Excerpted text:

= = = =

This matrix is actually stored per line inside a double linked list of structures representing screen lines. For each line we keep track of the length in bytes of the underlying text, the display width of all characters part of the line, and the logical line number.

All cursor positioning is always performed in bytes from the start of the file and works by traversing the double linked list of screen lines until the correct line is found. Then the cell array is consulted to move to the correct column.

Syntax-Highlighting

The editor takes a similar regex-based approach to syntax highlighting than sandy and reuses its syntax definitions but always applies them to a "screen full" of text thus enabling multiline coloring.

Window-Management

It is possible to open multiple windows via the :split/:vsplit/:open commands or by passing multiple files on the command line.

In principle it would be nice to follow a similar client/server approach as sam/samterm i.e. having the main editor as a server and each window as a separate client process with communication over a unix domain socket.

That way window management would be taken care of by dwm or dvtm and the different client processes would still share common cut/paste registers etc.

However at the moment I don't want to open that can of worms and instead settled for a single process architecture.

Search and replace

Currently the editor copies the whole text to a contiguous memory block and then uses the standard regex functions from libc. Clearly this is not a satisfactory solution for large files and kind of defeats the whole effort spent on the piece table.

The long term solution is to write our own regular expression engine or modify an existing one to make use of the iterator API. This would allow efficient search without having to double memory consumption.

= = = =

Provided information:
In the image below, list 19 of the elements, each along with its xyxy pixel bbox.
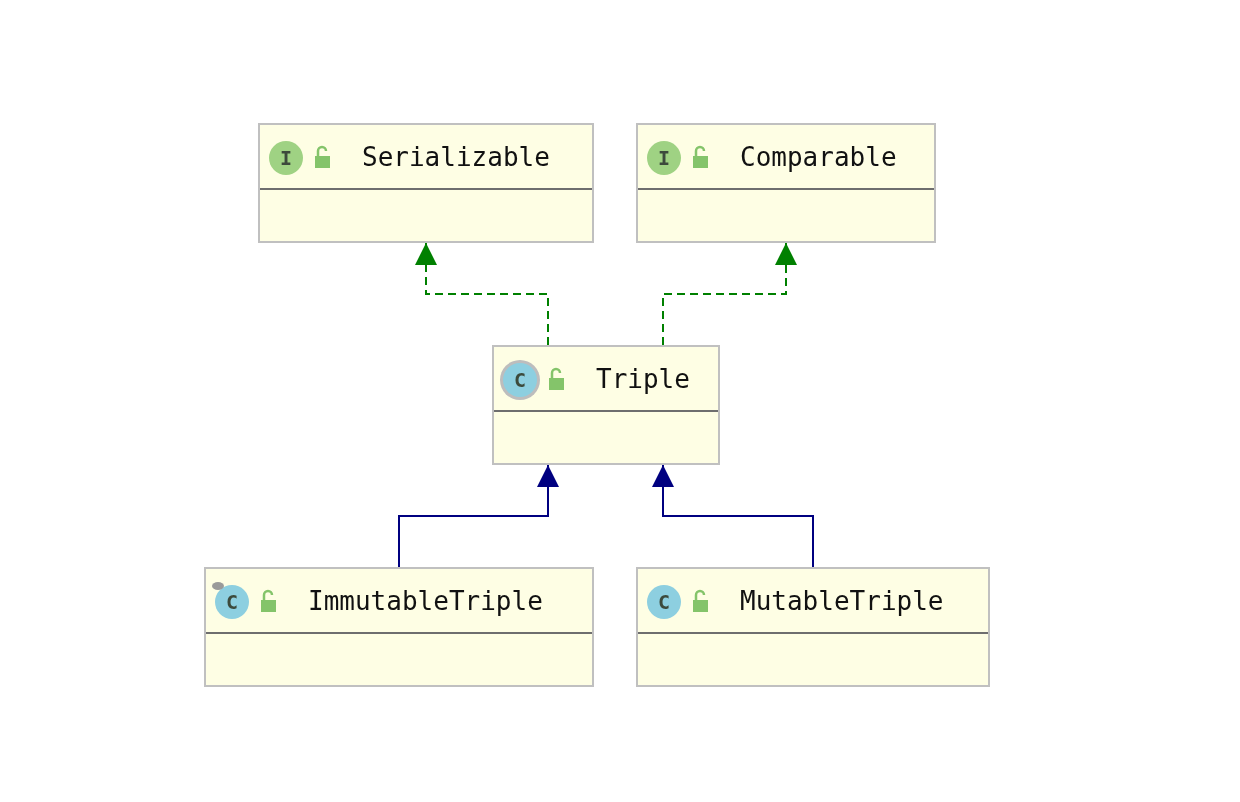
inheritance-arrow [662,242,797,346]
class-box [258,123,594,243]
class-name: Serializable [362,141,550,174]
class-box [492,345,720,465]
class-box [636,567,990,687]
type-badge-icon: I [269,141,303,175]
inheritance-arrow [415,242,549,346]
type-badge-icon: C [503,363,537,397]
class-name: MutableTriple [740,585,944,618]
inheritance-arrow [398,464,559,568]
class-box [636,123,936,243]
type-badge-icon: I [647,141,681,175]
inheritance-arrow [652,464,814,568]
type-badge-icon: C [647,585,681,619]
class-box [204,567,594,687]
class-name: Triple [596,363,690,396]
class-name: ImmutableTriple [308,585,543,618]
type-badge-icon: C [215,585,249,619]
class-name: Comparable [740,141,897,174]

= = = =

Written tasks:
[a] Reproduce the passage of the editor notes starting with "Syntax-Highlighting" and going on through "unix domain socket.".
[b] Answer these from the editor notes:
(i) What three things are tracked for each screen line?
(ii) Besides passing multiple files on the command line, what opens multiple windows?
(iii) Which functions does search and replace currently use after copying the text into a contiguous memory block?

Full answers:
[a]
Syntax-Highlighting

The editor takes a similar regex-based approach to syntax highlighting than sandy and reuses its syntax definitions but always applies them to a "screen full" of text thus enabling multiline coloring.

Window-Management

It is possible to open multiple windows via the :split/:vsplit/:open commands or by passing multiple files on the command line.

In principle it would be nice to follow a similar client/server approach as sam/samterm i.e. having the main editor as a server and each window as a separate client process with communication over a unix domain socket.

[b]
(i) The length in bytes of the underlying text, the display width of all characters in the line, and the logical line number.
(ii) The :split/:vsplit/:open commands.
(iii) The standard regex functions from libc.